* TASK TO CARRY OUT
Copy out the entries below in full and exactly.

Source data:
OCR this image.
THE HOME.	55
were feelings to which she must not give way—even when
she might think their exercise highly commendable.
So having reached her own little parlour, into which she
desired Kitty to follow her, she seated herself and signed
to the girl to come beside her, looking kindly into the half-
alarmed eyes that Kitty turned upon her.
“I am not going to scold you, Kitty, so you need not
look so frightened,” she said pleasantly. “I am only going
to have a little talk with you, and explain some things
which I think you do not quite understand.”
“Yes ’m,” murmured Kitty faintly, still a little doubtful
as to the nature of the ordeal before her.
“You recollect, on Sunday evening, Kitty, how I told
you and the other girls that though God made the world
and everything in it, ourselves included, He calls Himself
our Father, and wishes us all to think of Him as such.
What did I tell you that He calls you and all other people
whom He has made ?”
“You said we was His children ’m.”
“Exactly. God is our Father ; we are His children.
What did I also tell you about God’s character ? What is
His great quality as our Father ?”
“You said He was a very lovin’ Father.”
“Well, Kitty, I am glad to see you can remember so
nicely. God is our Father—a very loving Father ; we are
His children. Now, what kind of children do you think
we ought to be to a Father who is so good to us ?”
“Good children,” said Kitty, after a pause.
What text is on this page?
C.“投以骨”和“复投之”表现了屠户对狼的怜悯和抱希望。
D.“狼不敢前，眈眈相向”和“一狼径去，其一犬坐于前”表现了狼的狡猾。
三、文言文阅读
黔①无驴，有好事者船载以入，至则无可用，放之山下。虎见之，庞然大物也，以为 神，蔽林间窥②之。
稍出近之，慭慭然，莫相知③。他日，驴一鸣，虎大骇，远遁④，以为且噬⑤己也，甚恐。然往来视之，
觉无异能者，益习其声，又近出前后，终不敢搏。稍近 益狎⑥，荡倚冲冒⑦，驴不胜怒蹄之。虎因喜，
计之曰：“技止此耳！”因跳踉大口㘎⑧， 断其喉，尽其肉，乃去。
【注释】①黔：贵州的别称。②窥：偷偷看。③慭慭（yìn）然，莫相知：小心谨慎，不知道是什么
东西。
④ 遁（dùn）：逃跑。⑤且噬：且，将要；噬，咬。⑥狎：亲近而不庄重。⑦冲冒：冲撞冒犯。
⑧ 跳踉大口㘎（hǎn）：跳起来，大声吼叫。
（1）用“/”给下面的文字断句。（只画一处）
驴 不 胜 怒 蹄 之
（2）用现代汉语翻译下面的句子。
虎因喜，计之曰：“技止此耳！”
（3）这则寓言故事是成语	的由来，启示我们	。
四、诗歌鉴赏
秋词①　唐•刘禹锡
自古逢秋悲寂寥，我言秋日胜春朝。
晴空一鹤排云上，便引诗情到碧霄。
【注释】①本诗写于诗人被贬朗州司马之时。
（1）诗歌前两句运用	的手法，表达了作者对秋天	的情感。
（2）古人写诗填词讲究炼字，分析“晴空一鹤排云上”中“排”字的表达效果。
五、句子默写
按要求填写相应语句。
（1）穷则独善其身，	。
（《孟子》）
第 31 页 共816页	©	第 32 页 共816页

* OUTPUT OF THE TASK
OCR this image.
THE HOME.	55
were feelings to which she must not give way—even when
she might think their exercise highly commendable.
So having reached her own little parlour, into which she
desired Kitty to follow her, she seated herself and signed
to the girl to come beside her, looking kindly into the half-
alarmed eyes that Kitty turned upon her.
“I am not going to scold you, Kitty, so you need not
look so frightened,” she said pleasantly. “I am only going
to have a little talk with you, and explain some things
which I think you do not quite understand.”
“Yes ’m,” murmured Kitty faintly, still a little doubtful
as to the nature of the ordeal before her.
“You recollect, on Sunday evening, Kitty, how I told
you and the other girls that though God made the world
and everything in it, ourselves included, He calls Himself
our Father, and wishes us all to think of Him as such.
What did I tell you that He calls you and all other people
whom He has made ?”
“You said we was His children ’m.”
“Exactly. God is our Father ; we are His children.
What did I also tell you about God’s character ? What is
His great quality as our Father ?”
“You said He was a very lovin’ Father.”
“Well, Kitty, I am glad to see you can remember so
nicely. God is our Father—a very loving Father ; we are
His children. Now, what kind of children do you think
we ought to be to a Father who is so good to us ?”
“Good children,” said Kitty, after a pause.
What text is on this page?
C.“投以骨”和“复投之”表现了屠户对狼的怜悯和抱希望。
D.“狼不敢前，眈眈相向”和“一狼径去，其一犬坐于前”表现了狼的狡猾。
三、文言文阅读
黔①无驴，有好事者船载以入，至则无可用，放之山下。虎见之，庞然大物也，以为 神，蔽林间窥②之。
稍出近之，慭慭然，莫相知③。他日，驴一鸣，虎大骇，远遁④，以为且噬⑤己也，甚恐。然往来视之，
觉无异能者，益习其声，又近出前后，终不敢搏。稍近 益狎⑥，荡倚冲冒⑦，驴不胜怒蹄之。虎因喜，
计之曰：“技止此耳！”因跳踉大口㘎⑧， 断其喉，尽其肉，乃去。
【注释】①黔：贵州的别称。②窥：偷偷看。③慭慭（yìn）然，莫相知：小心谨慎，不知道是什么
东西。
④ 遁（dùn）：逃跑。⑤且噬：且，将要；噬，咬。⑥狎：亲近而不庄重。⑦冲冒：冲撞冒犯。
⑧ 跳踉大口㘎（hǎn）：跳起来，大声吼叫。
（1）用“/”给下面的文字断句。（只画一处）
驴 不 胜 怒 蹄 之
（2）用现代汉语翻译下面的句子。
虎因喜，计之曰：“技止此耳！”
（3）这则寓言故事是成语	的由来，启示我们	。
四、诗歌鉴赏
秋词①　唐•刘禹锡
自古逢秋悲寂寥，我言秋日胜春朝。
晴空一鹤排云上，便引诗情到碧霄。
【注释】①本诗写于诗人被贬朗州司马之时。
（1）诗歌前两句运用	的手法，表达了作者对秋天	的情感。
（2）古人写诗填词讲究炼字，分析“晴空一鹤排云上”中“排”字的表达效果。
五、句子默写
按要求填写相应语句。
（1）穷则独善其身，	。
（《孟子》）
第 31 页 共816页	©	第 32 页 共816页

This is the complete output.